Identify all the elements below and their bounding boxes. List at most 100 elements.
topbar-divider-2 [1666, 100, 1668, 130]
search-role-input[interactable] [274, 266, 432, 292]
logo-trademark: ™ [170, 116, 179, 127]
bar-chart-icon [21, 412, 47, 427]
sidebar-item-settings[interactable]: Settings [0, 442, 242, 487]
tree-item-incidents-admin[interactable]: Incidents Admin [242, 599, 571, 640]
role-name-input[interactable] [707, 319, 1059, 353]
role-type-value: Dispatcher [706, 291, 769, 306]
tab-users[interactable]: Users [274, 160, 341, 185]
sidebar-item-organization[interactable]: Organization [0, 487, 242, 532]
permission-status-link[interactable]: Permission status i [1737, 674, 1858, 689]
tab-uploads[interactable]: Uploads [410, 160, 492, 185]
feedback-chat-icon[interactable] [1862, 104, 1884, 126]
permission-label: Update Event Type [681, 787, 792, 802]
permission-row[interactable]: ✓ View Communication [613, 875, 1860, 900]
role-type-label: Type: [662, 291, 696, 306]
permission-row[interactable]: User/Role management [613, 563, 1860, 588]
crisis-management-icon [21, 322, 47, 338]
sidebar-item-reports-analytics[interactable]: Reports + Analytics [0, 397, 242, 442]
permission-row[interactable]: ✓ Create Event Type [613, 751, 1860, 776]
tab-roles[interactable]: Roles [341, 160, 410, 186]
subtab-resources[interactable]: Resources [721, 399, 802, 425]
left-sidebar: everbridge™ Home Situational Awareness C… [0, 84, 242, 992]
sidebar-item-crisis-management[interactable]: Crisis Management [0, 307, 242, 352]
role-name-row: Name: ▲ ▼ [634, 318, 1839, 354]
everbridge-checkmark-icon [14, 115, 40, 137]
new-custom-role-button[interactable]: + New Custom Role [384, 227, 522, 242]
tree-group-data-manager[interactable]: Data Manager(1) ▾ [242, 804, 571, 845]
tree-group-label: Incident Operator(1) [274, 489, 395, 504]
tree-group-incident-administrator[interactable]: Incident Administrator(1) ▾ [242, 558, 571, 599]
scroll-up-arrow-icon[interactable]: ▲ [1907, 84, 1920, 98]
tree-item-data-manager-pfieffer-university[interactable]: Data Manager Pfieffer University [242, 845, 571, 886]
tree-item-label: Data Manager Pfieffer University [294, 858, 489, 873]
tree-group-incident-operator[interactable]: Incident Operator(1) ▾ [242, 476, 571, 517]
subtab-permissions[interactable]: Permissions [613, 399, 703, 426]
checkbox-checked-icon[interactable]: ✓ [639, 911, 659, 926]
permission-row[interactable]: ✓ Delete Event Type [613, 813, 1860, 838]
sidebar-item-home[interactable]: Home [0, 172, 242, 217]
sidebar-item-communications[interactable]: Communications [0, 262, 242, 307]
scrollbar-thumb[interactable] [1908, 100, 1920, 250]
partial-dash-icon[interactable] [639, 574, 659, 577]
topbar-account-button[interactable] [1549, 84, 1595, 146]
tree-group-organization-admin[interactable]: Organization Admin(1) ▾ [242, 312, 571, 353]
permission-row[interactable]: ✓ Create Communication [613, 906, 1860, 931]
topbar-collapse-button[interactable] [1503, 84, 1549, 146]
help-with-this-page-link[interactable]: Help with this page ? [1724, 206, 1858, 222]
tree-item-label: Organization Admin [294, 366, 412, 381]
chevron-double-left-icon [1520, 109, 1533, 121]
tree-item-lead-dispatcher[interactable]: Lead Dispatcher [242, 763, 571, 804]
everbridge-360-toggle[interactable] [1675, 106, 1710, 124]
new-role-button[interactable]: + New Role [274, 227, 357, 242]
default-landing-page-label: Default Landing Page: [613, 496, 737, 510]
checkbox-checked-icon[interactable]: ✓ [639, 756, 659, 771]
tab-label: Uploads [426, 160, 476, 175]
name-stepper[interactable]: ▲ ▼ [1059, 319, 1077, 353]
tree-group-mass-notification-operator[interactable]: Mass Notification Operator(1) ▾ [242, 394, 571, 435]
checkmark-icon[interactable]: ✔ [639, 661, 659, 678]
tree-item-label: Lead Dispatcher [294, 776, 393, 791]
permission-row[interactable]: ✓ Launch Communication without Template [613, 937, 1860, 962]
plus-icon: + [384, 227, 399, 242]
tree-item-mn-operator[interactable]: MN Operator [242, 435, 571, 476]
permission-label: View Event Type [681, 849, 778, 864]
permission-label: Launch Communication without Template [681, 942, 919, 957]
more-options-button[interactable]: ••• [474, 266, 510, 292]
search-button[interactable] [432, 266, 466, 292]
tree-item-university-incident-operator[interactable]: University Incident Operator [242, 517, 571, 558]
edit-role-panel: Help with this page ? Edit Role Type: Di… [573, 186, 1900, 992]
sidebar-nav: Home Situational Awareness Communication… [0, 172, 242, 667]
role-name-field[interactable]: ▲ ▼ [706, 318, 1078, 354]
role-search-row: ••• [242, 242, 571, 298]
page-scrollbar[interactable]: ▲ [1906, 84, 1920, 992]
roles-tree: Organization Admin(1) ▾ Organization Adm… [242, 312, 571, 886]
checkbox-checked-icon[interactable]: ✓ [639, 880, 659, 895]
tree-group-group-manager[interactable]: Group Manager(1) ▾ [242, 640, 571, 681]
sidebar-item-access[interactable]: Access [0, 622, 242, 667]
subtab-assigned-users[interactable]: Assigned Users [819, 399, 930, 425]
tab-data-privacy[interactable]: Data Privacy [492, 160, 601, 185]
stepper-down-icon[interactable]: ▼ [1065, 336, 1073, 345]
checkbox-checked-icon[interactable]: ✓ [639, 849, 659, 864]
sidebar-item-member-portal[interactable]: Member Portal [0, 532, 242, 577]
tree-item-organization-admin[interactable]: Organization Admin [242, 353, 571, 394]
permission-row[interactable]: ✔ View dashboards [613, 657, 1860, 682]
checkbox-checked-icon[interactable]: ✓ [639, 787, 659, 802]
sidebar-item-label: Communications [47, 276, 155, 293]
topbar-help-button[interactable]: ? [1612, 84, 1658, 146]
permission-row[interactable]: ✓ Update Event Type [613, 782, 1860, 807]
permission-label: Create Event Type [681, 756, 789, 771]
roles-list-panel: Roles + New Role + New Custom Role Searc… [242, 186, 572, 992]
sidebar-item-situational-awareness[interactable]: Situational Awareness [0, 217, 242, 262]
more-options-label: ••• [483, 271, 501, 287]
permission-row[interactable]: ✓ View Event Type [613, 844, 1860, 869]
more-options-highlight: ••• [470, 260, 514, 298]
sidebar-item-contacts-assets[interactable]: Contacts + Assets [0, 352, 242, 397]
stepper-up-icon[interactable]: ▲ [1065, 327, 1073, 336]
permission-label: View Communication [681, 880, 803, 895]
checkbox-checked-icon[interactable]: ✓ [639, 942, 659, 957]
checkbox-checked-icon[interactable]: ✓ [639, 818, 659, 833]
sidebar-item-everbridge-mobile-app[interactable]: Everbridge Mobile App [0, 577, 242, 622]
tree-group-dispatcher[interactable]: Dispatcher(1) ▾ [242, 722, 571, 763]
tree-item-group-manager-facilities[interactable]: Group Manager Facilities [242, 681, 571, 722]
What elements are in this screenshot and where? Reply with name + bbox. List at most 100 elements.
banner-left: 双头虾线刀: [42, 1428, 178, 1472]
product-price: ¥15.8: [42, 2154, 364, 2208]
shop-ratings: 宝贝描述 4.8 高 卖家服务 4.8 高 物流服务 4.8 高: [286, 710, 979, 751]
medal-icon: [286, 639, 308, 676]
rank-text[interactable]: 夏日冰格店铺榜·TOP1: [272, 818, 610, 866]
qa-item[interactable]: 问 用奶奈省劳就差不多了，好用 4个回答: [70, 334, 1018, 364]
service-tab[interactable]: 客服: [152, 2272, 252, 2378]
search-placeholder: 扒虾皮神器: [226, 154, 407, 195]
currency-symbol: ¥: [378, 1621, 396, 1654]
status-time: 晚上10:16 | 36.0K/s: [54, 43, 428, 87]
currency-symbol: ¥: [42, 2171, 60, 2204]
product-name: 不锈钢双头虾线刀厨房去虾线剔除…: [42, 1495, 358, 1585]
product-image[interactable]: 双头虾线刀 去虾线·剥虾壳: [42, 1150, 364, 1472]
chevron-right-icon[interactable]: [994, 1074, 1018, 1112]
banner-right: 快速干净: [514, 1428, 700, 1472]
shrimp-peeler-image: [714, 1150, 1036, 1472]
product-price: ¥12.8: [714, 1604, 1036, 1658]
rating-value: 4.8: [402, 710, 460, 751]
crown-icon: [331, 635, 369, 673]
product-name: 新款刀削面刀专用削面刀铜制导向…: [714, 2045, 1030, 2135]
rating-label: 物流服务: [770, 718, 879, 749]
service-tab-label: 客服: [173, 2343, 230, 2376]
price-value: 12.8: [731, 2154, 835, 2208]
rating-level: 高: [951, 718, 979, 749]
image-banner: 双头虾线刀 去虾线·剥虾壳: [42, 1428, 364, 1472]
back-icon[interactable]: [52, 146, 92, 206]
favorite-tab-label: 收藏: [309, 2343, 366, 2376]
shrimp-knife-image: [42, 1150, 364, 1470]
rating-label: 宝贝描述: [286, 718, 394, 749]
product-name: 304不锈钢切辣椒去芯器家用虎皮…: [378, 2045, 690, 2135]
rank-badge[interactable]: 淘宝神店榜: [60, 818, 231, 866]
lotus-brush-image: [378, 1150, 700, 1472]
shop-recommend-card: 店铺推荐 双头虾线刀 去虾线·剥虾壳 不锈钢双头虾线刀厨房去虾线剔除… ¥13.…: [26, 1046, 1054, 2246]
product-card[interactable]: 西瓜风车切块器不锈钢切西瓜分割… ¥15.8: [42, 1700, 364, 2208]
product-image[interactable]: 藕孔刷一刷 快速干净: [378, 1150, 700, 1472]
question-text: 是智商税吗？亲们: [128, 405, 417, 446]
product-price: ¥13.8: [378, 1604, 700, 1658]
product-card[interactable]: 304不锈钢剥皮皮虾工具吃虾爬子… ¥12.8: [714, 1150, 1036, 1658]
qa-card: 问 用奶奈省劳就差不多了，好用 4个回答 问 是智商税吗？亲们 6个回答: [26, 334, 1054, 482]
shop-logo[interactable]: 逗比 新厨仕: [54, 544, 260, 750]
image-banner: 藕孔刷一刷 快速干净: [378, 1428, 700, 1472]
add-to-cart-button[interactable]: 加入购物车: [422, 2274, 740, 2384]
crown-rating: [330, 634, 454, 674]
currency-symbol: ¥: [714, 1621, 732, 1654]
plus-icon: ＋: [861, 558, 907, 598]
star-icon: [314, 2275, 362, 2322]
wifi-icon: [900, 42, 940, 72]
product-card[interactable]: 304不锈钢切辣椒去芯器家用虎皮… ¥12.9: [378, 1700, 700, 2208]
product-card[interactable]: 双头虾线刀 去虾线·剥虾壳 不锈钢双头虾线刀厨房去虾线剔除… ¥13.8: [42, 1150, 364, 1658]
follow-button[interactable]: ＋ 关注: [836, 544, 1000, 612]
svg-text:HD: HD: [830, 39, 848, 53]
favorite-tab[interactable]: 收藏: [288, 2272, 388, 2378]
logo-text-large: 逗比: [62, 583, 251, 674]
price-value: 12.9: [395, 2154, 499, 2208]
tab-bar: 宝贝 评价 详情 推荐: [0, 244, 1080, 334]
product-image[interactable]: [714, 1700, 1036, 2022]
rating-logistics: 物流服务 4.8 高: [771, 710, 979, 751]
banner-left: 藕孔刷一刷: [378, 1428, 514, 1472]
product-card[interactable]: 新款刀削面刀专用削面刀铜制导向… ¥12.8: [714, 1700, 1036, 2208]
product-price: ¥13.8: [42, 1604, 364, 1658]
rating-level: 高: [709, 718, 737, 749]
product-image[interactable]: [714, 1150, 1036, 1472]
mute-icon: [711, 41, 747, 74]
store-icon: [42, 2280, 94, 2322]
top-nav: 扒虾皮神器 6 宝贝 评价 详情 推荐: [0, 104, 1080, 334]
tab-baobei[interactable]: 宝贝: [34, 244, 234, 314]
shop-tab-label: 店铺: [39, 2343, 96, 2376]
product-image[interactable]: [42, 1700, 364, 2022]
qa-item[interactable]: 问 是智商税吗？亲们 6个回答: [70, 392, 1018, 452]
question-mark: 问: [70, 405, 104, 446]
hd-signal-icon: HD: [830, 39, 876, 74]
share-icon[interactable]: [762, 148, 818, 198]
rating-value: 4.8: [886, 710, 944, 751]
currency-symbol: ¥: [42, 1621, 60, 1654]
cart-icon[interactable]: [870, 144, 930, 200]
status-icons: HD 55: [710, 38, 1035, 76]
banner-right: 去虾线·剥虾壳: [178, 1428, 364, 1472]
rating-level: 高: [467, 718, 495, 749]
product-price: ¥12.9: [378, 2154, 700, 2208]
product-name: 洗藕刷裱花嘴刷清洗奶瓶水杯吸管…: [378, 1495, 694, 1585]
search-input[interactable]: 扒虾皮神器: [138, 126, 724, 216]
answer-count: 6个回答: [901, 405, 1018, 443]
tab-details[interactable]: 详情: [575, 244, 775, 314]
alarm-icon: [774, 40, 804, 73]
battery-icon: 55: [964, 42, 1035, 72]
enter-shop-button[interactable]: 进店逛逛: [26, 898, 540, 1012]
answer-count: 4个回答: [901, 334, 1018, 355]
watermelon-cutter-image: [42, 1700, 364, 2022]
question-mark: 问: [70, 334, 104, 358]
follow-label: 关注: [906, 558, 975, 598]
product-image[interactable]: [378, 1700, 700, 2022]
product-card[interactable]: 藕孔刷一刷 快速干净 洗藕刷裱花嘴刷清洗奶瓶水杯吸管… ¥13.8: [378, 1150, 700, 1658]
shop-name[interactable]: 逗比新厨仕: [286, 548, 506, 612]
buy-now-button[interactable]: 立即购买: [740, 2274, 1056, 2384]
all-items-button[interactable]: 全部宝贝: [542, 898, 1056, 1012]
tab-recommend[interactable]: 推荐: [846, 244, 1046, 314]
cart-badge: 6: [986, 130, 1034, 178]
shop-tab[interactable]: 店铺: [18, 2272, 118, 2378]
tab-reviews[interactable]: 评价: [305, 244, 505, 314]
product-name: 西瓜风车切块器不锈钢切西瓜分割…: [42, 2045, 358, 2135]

Work to be completed ▸
Copy the entries word for word, from the first line through the line containing "tree-item-label: Data Manager", with both of those lines included.

Answer for the task ▸
Identify all the elements below and their bounding boxes. List at most 100 elements.
topbar-divider-2 [1666, 100, 1668, 130]
search-role-input[interactable] [274, 266, 432, 292]
logo-trademark: ™ [170, 116, 179, 127]
bar-chart-icon [21, 412, 47, 427]
sidebar-item-settings[interactable]: Settings [0, 442, 242, 487]
tree-item-incidents-admin[interactable]: Incidents Admin [242, 599, 571, 640]
role-name-input[interactable] [707, 319, 1059, 353]
role-type-value: Dispatcher [706, 291, 769, 306]
tab-users[interactable]: Users [274, 160, 341, 185]
sidebar-item-organization[interactable]: Organization [0, 487, 242, 532]
permission-status-link[interactable]: Permission status i [1737, 674, 1858, 689]
tab-uploads[interactable]: Uploads [410, 160, 492, 185]
feedback-chat-icon[interactable] [1862, 104, 1884, 126]
permission-label: Update Event Type [681, 787, 792, 802]
permission-row[interactable]: ✓ View Communication [613, 875, 1860, 900]
role-type-label: Type: [662, 291, 696, 306]
permission-row[interactable]: User/Role management [613, 563, 1860, 588]
crisis-management-icon [21, 322, 47, 338]
sidebar-item-reports-analytics[interactable]: Reports + Analytics [0, 397, 242, 442]
permission-row[interactable]: ✓ Create Event Type [613, 751, 1860, 776]
tab-roles[interactable]: Roles [341, 160, 410, 186]
subtab-resources[interactable]: Resources [721, 399, 802, 425]
left-sidebar: everbridge™ Home Situational Awareness C… [0, 84, 242, 992]
sidebar-item-crisis-management[interactable]: Crisis Management [0, 307, 242, 352]
role-name-row: Name: ▲ ▼ [634, 318, 1839, 354]
everbridge-checkmark-icon [14, 115, 40, 137]
new-custom-role-button[interactable]: + New Custom Role [384, 227, 522, 242]
tree-group-data-manager[interactable]: Data Manager(1) ▾ [242, 804, 571, 845]
tree-group-label: Incident Operator(1) [274, 489, 395, 504]
tree-group-incident-administrator[interactable]: Incident Administrator(1) ▾ [242, 558, 571, 599]
scroll-up-arrow-icon[interactable]: ▲ [1907, 84, 1920, 98]
tree-item-data-manager-pfieffer-university[interactable]: Data Manager Pfieffer University [242, 845, 571, 886]
tree-item-label: Data Manager Pfieffer University [294, 858, 489, 873]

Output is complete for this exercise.